> [Data provided]
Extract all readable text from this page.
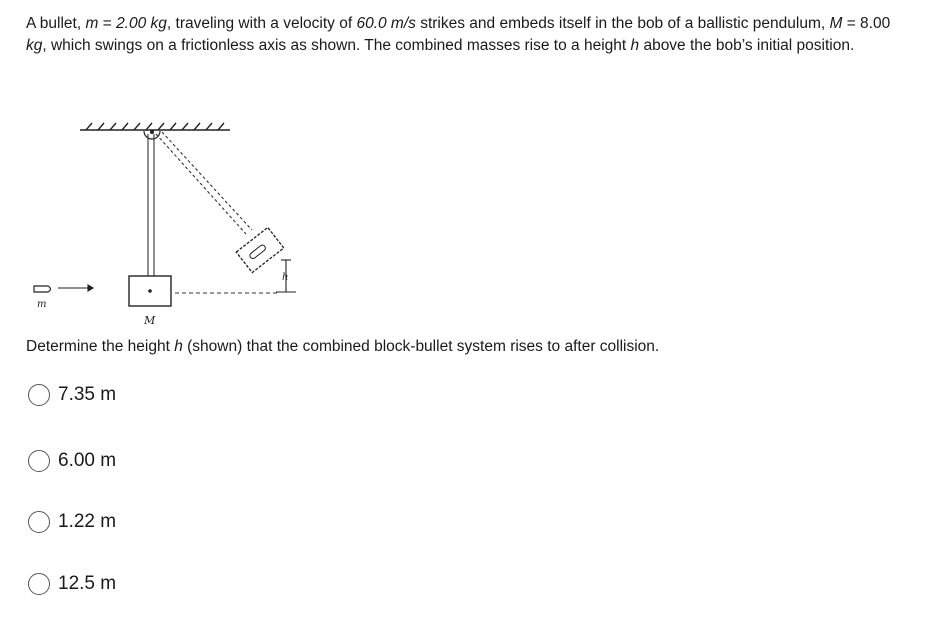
A bullet, m = 2.00 kg, traveling with a velocity of 60.0 m/s strikes and embeds itself in the bob of a ballistic pendulum, M = 8.00 kg, which swings on a frictionless axis as shown. The combined masses rise to a height h above the bob’s initial position.
h
m
M
Determine the height h (shown) that the combined block-bullet system rises to after collision.
7.35 m
6.00 m
1.22 m
12.5 m
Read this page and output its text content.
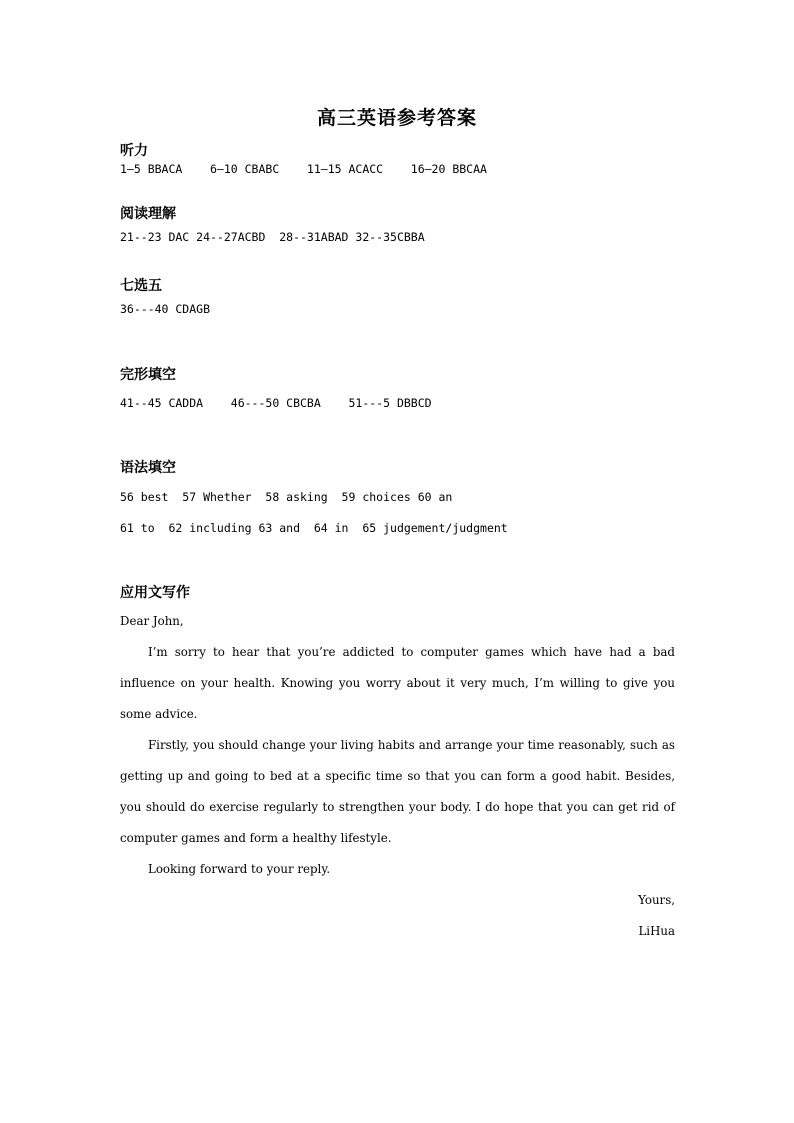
高三英语参考答案
听力
1—5 BBACA    6—10 CBABC    11—15 ACACC    16—20 BBCAA
阅读理解
21--23 DAC 24--27ACBD  28--31ABAD 32--35CBBA
七选五
36---40 CDAGB
完形填空
41--45 CADDA    46---50 CBCBA    51---5 DBBCD
语法填空
56 best  57 Whether  58 asking  59 choices 60 an
61 to  62 including 63 and  64 in  65 judgement/judgment
应用文写作

Dear John,

I’m sorry to hear that you’re addicted to computer games which have had a bad influence on your health. Knowing you worry about it very much, I’m willing to give you some advice.

Firstly, you should change your living habits and arrange your time reasonably, such as getting up and going to bed at a specific time so that you can form a good habit. Besides, you should do exercise regularly to strengthen your body. I do hope that you can get rid of computer games and form a healthy lifestyle.

Looking forward to your reply.

Yours,

LiHua
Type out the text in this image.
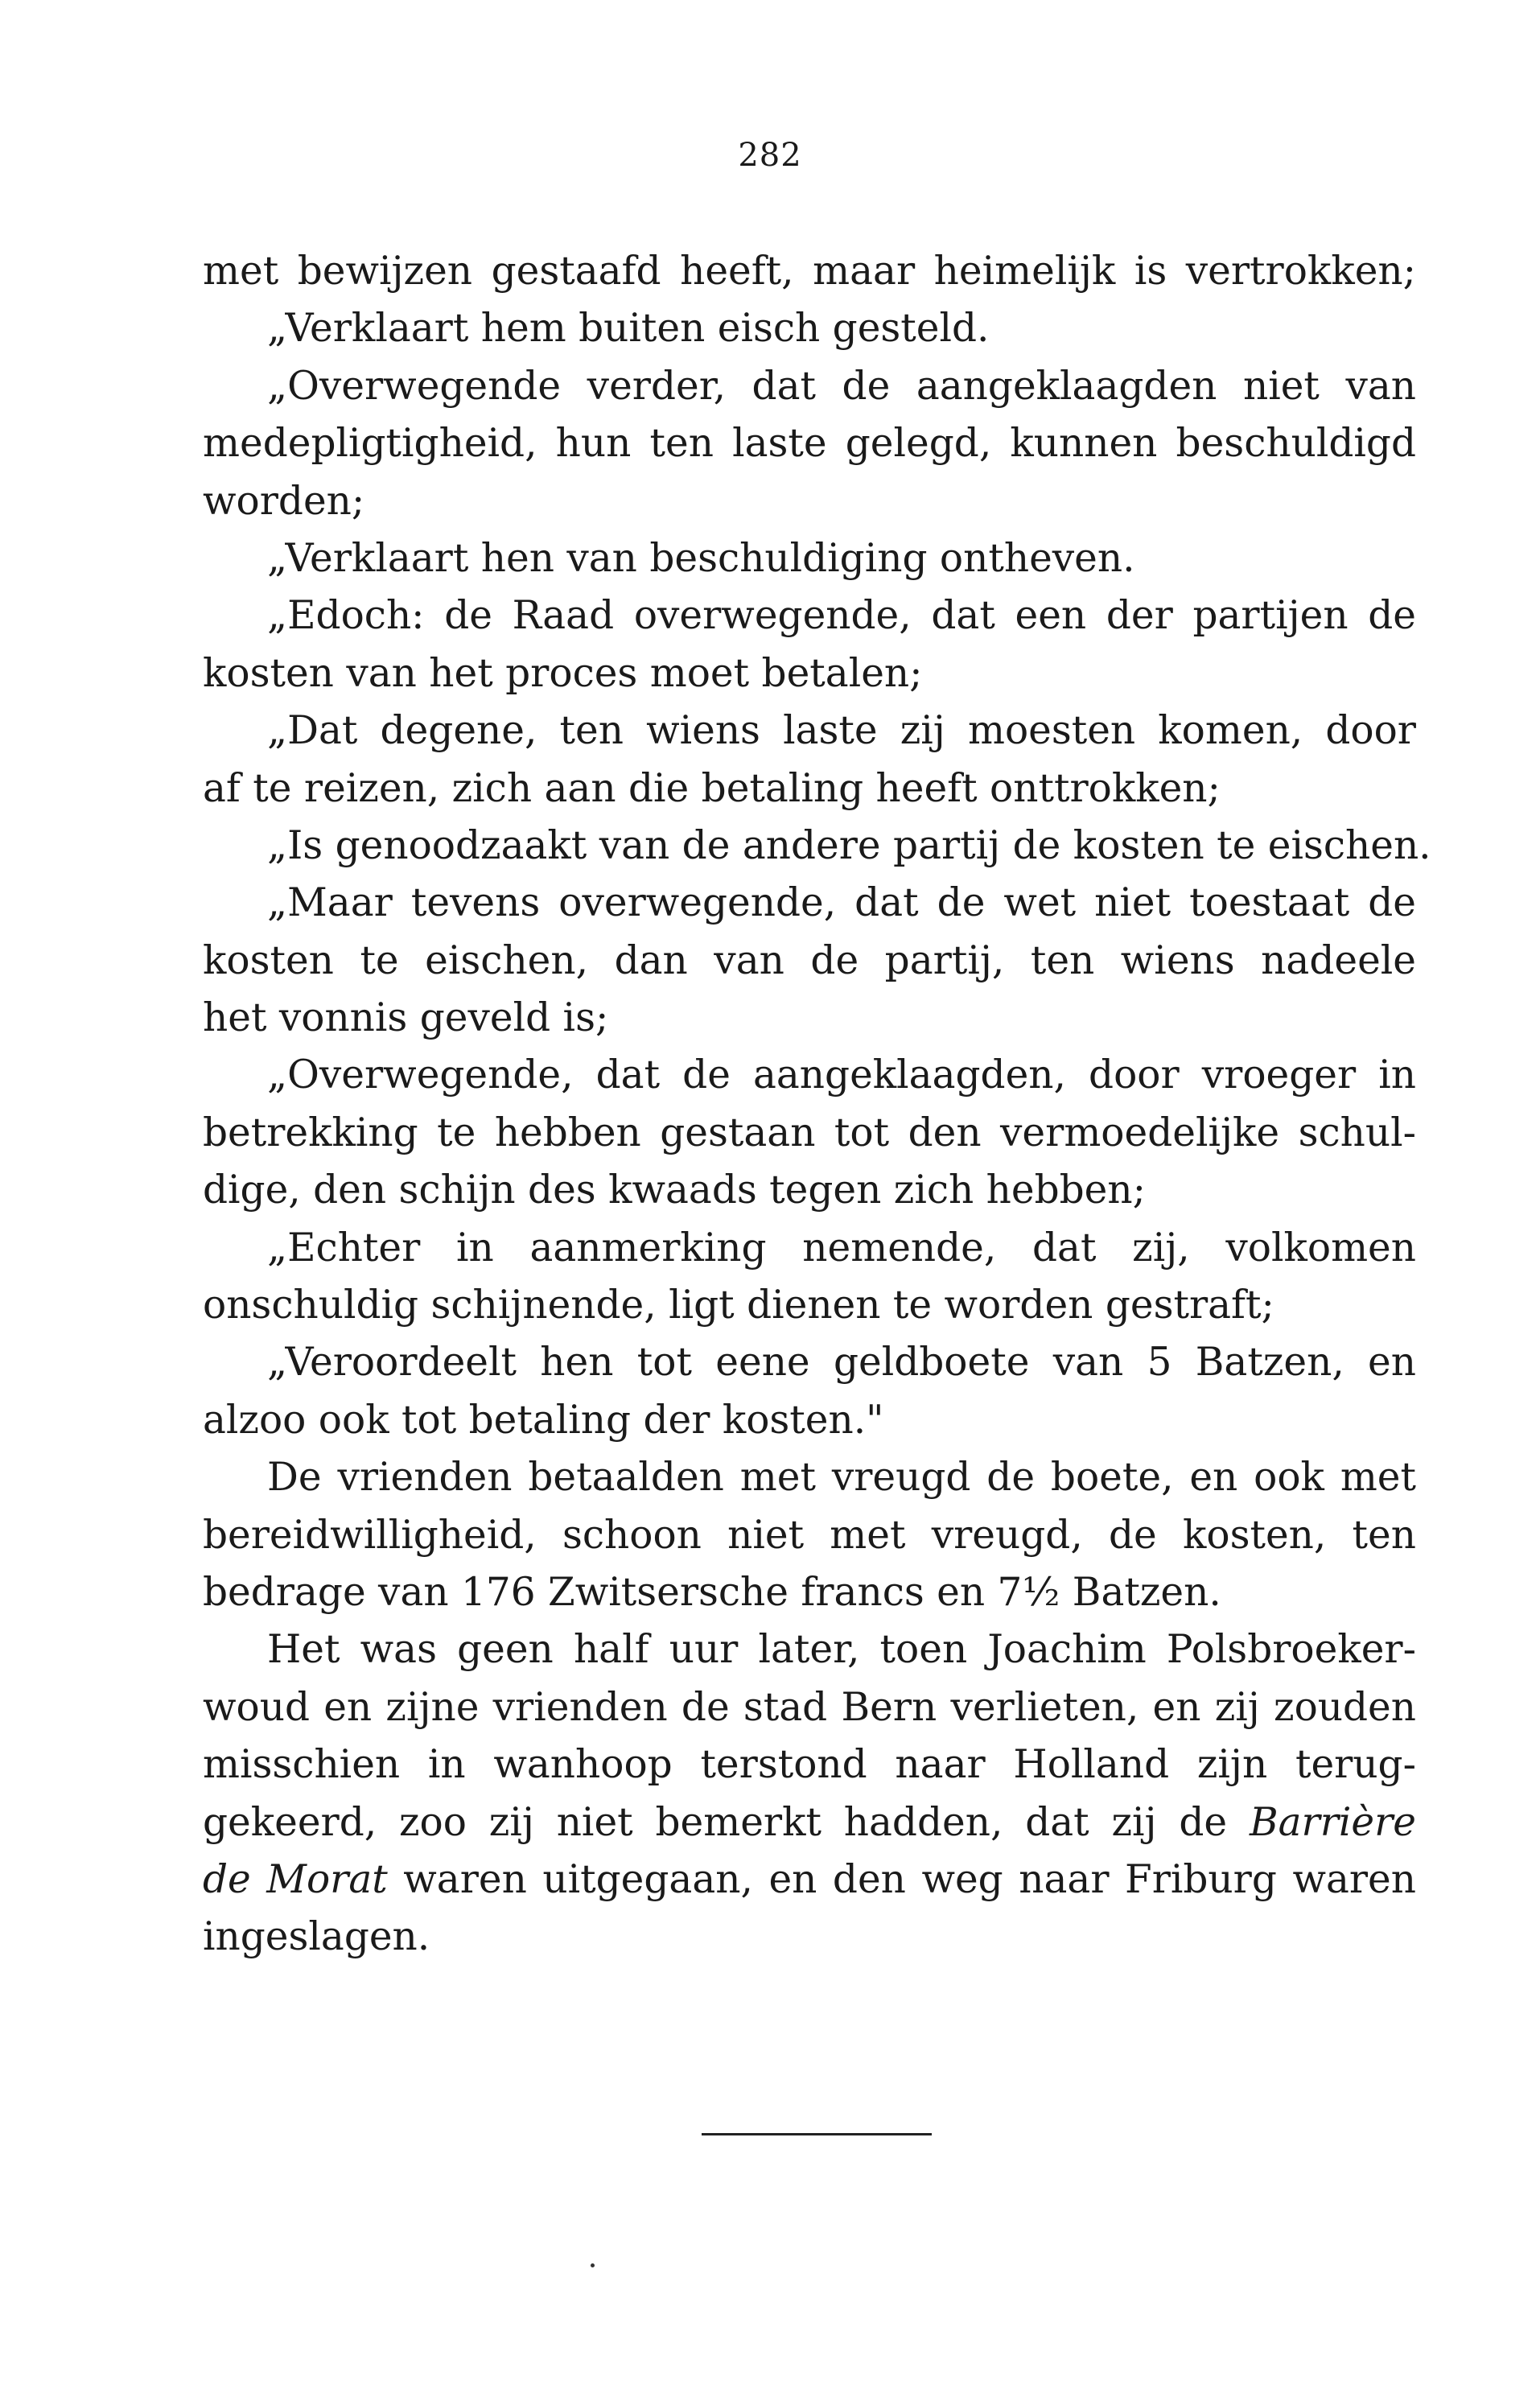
282
met bewijzen gestaafd heeft, maar heimelijk is vertrokken;
„Verklaart hem buiten eisch gesteld.
„Overwegende verder, dat de aangeklaagden niet van
medepligtigheid, hun ten laste gelegd, kunnen beschuldigd
worden;
„Verklaart hen van beschuldiging ontheven.
„Edoch: de Raad overwegende, dat een der partijen de
kosten van het proces moet betalen;
„Dat degene, ten wiens laste zij moesten komen, door
af te reizen, zich aan die betaling heeft onttrokken;
„Is genoodzaakt van de andere partij de kosten te eischen.
„Maar tevens overwegende, dat de wet niet toestaat de
kosten te eischen, dan van de partij, ten wiens nadeele
het vonnis geveld is;
„Overwegende, dat de aangeklaagden, door vroeger in
betrekking te hebben gestaan tot den vermoedelijke schul-
dige, den schijn des kwaads tegen zich hebben;
„Echter in aanmerking nemende, dat zij, volkomen
onschuldig schijnende, ligt dienen te worden gestraft;
„Veroordeelt hen tot eene geldboete van 5 Batzen, en
alzoo ook tot betaling der kosten."
De vrienden betaalden met vreugd de boete, en ook met
bereidwilligheid, schoon niet met vreugd, de kosten, ten
bedrage van 176 Zwitsersche francs en 7½ Batzen.
Het was geen half uur later, toen Joachim Polsbroeker-
woud en zijne vrienden de stad Bern verlieten, en zij zouden
misschien in wanhoop terstond naar Holland zijn terug-
gekeerd, zoo zij niet bemerkt hadden, dat zij de Barrière
de Morat waren uitgegaan, en den weg naar Friburg waren
ingeslagen.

> [Stated problem]
Return every line holding the word "combined" from the records.

> [Solution for this task]
A bullet, m = 2.00 kg, traveling with a velocity of 60.0 m/s strikes and embeds itself in the bob of a ballistic pendulum, M = 8.00 kg, which swings on a frictionless axis as shown. The combined masses rise to a height h above the bob’s initial position.
Determine the height h (shown) that the combined block-bullet system rises to after collision.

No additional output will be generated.